(Data entries)
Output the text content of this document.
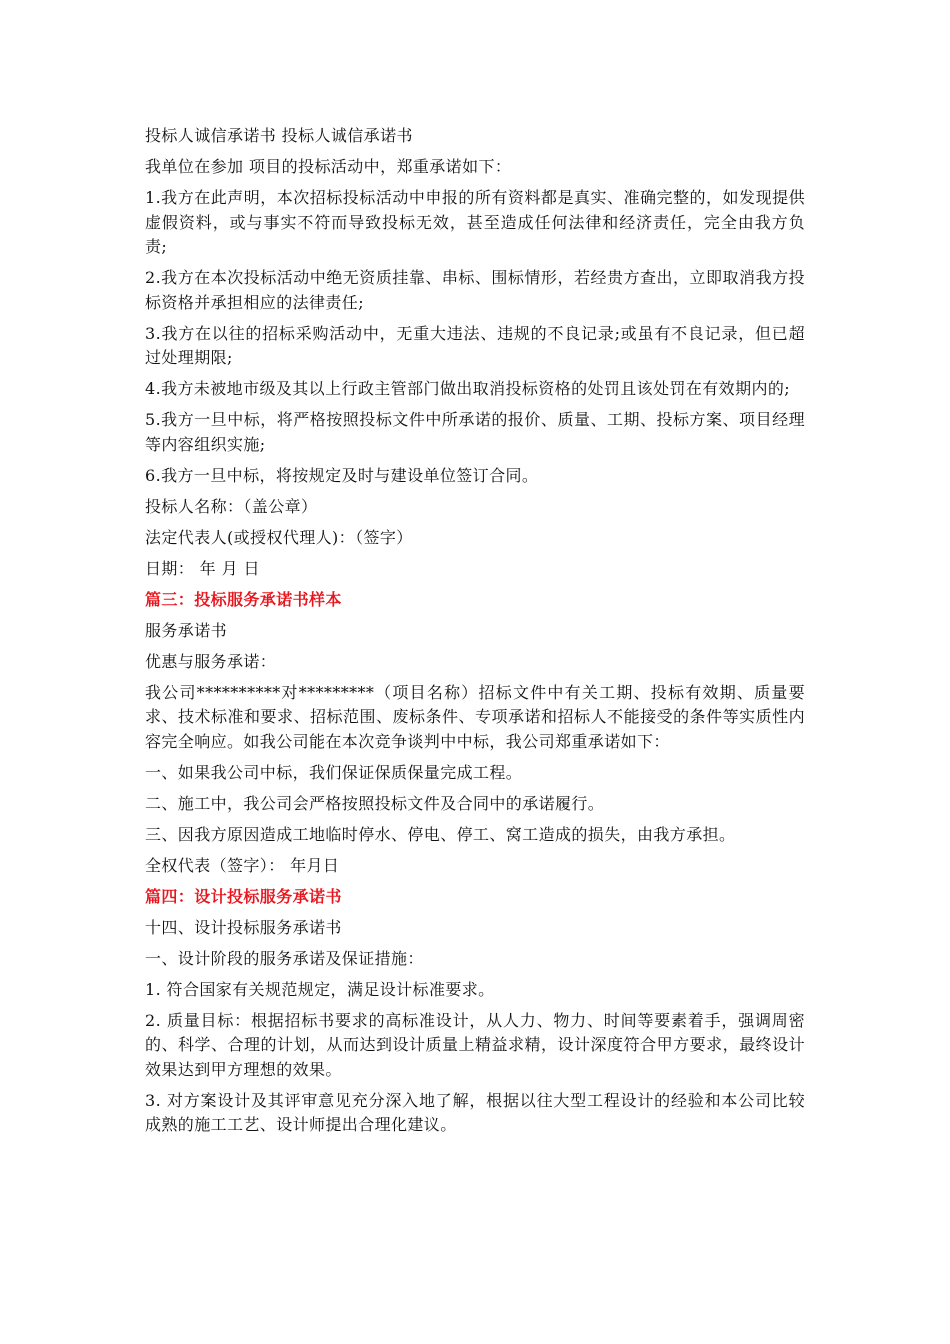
投标人诚信承诺书 投标人诚信承诺书

我单位在参加 项目的投标活动中，郑重承诺如下：

1.我方在此声明，本次招标投标活动中申报的所有资料都是真实、准确完整的，如发现提供虚假资料，或与事实不符而导致投标无效，甚至造成任何法律和经济责任，完全由我方负责;

2.我方在本次投标活动中绝无资质挂靠、串标、围标情形，若经贵方查出，立即取消我方投标资格并承担相应的法律责任;

3.我方在以往的招标采购活动中，无重大违法、违规的不良记录;或虽有不良记录，但已超过处理期限;

4.我方未被地市级及其以上行政主管部门做出取消投标资格的处罚且该处罚在有效期内的;

5.我方一旦中标，将严格按照投标文件中所承诺的报价、质量、工期、投标方案、项目经理等内容组织实施;

6.我方一旦中标，将按规定及时与建设单位签订合同。

投标人名称：（盖公章）

法定代表人(或授权代理人)：（签字）

日期： 年 月 日

篇三：投标服务承诺书样本

服务承诺书

优惠与服务承诺：

我公司**********对*********（项目名称）招标文件中有关工期、投标有效期、质量要求、技术标准和要求、招标范围、废标条件、专项承诺和招标人不能接受的条件等实质性内容完全响应。如我公司能在本次竞争谈判中中标，我公司郑重承诺如下：

一、如果我公司中标，我们保证保质保量完成工程。

二、施工中，我公司会严格按照投标文件及合同中的承诺履行。

三、因我方原因造成工地临时停水、停电、停工、窝工造成的损失，由我方承担。

全权代表（签字）： 年月日

篇四：设计投标服务承诺书

十四、设计投标服务承诺书

一、设计阶段的服务承诺及保证措施：

1. 符合国家有关规范规定，满足设计标准要求。

2. 质量目标：根据招标书要求的高标准设计，从人力、物力、时间等要素着手，强调周密的、科学、合理的计划，从而达到设计质量上精益求精，设计深度符合甲方要求，最终设计效果达到甲方理想的效果。

3. 对方案设计及其评审意见充分深入地了解，根据以往大型工程设计的经验和本公司比较成熟的施工工艺、设计师提出合理化建议。
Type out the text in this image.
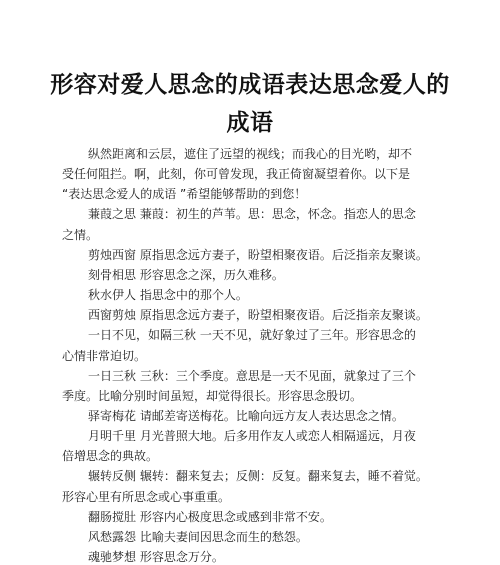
形容对爱人思念的成语表达思念爱人的
成语
纵然距离和云层，遮住了远望的视线；而我心的目光哟，却不
受任何阻拦。啊，此刻，你可曾发现，我正倚窗凝望着你。以下是
“表达思念爱人的成语 ”希望能够帮助的到您！
蒹葭之思 蒹葭：初生的芦苇。思：思念，怀念。指恋人的思念
之情。
剪烛西窗 原指思念远方妻子，盼望相聚夜语。后泛指亲友聚谈。
刻骨相思 形容思念之深，历久难移。
秋水伊人 指思念中的那个人。
西窗剪烛 原指思念远方妻子，盼望相聚夜语。后泛指亲友聚谈。
一日不见，如隔三秋 一天不见，就好象过了三年。形容思念的
心情非常迫切。
一日三秋 三秋：三个季度。意思是一天不见面，就象过了三个
季度。比喻分别时间虽短，却觉得很长。形容思念殷切。
驿寄梅花 请邮差寄送梅花。比喻向远方友人表达思念之情。
月明千里 月光普照大地。后多用作友人或恋人相隔遥远，月夜
倍增思念的典故。
辗转反侧 辗转：翻来复去；反侧：反复。翻来复去，睡不着觉。
形容心里有所思念或心事重重。
翻肠搅肚 形容内心极度思念或感到非常不安。
风愁露怨 比喻夫妻间因思念而生的愁怨。
魂驰梦想 形容思念万分。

### STATED PROBLEM
Copy each line in full and exactly, omitting any picture.

### FULL OUTPUT
Output the text content of this document.
投标人诚信承诺书 投标人诚信承诺书

我单位在参加 项目的投标活动中，郑重承诺如下：

1.我方在此声明，本次招标投标活动中申报的所有资料都是真实、准确完整的，如发现提供虚假资料，或与事实不符而导致投标无效，甚至造成任何法律和经济责任，完全由我方负责;

2.我方在本次投标活动中绝无资质挂靠、串标、围标情形，若经贵方查出，立即取消我方投标资格并承担相应的法律责任;

3.我方在以往的招标采购活动中，无重大违法、违规的不良记录;或虽有不良记录，但已超过处理期限;

4.我方未被地市级及其以上行政主管部门做出取消投标资格的处罚且该处罚在有效期内的;

5.我方一旦中标，将严格按照投标文件中所承诺的报价、质量、工期、投标方案、项目经理等内容组织实施;

6.我方一旦中标，将按规定及时与建设单位签订合同。

投标人名称：（盖公章）

法定代表人(或授权代理人)：（签字）

日期： 年 月 日

篇三：投标服务承诺书样本

服务承诺书

优惠与服务承诺：

我公司**********对*********（项目名称）招标文件中有关工期、投标有效期、质量要求、技术标准和要求、招标范围、废标条件、专项承诺和招标人不能接受的条件等实质性内容完全响应。如我公司能在本次竞争谈判中中标，我公司郑重承诺如下：

一、如果我公司中标，我们保证保质保量完成工程。

二、施工中，我公司会严格按照投标文件及合同中的承诺履行。

三、因我方原因造成工地临时停水、停电、停工、窝工造成的损失，由我方承担。

全权代表（签字）： 年月日

篇四：设计投标服务承诺书

十四、设计投标服务承诺书

一、设计阶段的服务承诺及保证措施：

1. 符合国家有关规范规定，满足设计标准要求。

2. 质量目标：根据招标书要求的高标准设计，从人力、物力、时间等要素着手，强调周密的、科学、合理的计划，从而达到设计质量上精益求精，设计深度符合甲方要求，最终设计效果达到甲方理想的效果。

3. 对方案设计及其评审意见充分深入地了解，根据以往大型工程设计的经验和本公司比较成熟的施工工艺、设计师提出合理化建议。
Type out the text in this image.
形容对爱人思念的成语表达思念爱人的
成语
纵然距离和云层，遮住了远望的视线；而我心的目光哟，却不
受任何阻拦。啊，此刻，你可曾发现，我正倚窗凝望着你。以下是
“表达思念爱人的成语 ”希望能够帮助的到您！
蒹葭之思 蒹葭：初生的芦苇。思：思念，怀念。指恋人的思念
之情。
剪烛西窗 原指思念远方妻子，盼望相聚夜语。后泛指亲友聚谈。
刻骨相思 形容思念之深，历久难移。
秋水伊人 指思念中的那个人。
西窗剪烛 原指思念远方妻子，盼望相聚夜语。后泛指亲友聚谈。
一日不见，如隔三秋 一天不见，就好象过了三年。形容思念的
心情非常迫切。
一日三秋 三秋：三个季度。意思是一天不见面，就象过了三个
季度。比喻分别时间虽短，却觉得很长。形容思念殷切。
驿寄梅花 请邮差寄送梅花。比喻向远方友人表达思念之情。
月明千里 月光普照大地。后多用作友人或恋人相隔遥远，月夜
倍增思念的典故。
辗转反侧 辗转：翻来复去；反侧：反复。翻来复去，睡不着觉。
形容心里有所思念或心事重重。
翻肠搅肚 形容内心极度思念或感到非常不安。
风愁露怨 比喻夫妻间因思念而生的愁怨。
魂驰梦想 形容思念万分。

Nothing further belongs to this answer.